Exercise instructions: Report how many lines hold the string "بنصه". Give the number and nothing else.

Data entries
----
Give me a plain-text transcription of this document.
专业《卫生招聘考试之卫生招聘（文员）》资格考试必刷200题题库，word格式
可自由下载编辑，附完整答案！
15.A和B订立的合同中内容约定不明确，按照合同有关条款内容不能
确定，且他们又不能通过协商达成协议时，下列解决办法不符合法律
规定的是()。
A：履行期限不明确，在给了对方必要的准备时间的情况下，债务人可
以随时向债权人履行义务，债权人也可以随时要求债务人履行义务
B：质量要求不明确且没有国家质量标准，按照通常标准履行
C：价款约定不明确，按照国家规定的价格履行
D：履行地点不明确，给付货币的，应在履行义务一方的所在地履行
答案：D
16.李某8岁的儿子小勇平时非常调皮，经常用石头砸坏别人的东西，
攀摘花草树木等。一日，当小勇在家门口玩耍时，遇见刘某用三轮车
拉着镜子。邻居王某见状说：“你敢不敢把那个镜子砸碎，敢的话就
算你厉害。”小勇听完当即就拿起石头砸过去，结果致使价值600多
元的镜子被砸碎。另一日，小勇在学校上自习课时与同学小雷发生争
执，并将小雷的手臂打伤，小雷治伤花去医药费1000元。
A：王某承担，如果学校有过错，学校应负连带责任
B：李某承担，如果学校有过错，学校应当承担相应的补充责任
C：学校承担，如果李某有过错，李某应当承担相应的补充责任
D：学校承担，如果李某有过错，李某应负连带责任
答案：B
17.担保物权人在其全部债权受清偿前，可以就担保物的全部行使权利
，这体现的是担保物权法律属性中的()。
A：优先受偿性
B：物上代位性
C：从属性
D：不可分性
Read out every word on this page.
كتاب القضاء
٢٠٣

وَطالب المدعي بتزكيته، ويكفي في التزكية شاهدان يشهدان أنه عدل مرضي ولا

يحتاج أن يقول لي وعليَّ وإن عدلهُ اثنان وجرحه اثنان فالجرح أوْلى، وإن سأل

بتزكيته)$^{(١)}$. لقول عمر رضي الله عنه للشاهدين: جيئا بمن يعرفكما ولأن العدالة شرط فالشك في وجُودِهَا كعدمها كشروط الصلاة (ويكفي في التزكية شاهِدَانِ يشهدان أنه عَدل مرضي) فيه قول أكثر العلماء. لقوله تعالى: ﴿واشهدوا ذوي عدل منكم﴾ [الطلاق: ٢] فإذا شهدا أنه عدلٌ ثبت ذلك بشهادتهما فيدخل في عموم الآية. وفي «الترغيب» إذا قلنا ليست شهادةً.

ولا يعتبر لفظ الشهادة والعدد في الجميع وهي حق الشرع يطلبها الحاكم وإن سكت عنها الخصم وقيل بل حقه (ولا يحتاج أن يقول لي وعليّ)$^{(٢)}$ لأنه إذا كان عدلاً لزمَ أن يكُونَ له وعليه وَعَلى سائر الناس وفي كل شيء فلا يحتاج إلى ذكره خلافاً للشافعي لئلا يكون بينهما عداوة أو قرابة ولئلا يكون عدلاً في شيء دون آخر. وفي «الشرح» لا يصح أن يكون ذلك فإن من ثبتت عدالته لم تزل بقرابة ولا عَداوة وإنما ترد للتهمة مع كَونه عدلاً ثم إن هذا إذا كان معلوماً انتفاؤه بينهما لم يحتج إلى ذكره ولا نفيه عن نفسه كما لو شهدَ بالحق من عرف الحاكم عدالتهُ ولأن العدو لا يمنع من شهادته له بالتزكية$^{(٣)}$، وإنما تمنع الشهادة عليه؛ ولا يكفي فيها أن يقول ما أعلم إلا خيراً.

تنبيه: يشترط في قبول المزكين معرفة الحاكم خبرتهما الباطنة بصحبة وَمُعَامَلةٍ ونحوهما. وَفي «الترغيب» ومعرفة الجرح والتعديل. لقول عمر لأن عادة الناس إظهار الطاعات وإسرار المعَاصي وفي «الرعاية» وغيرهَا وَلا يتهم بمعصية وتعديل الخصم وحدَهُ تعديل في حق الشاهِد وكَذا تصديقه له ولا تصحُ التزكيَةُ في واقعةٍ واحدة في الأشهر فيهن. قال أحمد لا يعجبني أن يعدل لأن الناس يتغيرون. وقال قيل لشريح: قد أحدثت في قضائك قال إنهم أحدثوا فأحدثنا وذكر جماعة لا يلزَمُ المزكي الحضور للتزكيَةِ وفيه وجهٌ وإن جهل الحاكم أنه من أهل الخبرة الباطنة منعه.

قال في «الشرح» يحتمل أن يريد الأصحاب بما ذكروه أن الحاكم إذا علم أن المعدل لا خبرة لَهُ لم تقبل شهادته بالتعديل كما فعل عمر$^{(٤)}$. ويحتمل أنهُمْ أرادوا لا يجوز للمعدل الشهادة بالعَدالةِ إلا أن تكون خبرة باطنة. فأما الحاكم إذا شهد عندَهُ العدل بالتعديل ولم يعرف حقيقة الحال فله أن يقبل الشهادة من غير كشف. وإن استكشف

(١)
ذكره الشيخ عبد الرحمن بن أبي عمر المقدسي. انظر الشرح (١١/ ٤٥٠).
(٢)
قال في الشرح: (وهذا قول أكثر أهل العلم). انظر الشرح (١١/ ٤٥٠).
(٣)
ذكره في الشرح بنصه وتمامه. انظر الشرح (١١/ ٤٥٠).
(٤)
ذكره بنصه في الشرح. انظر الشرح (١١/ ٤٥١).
----
Result of the task: 2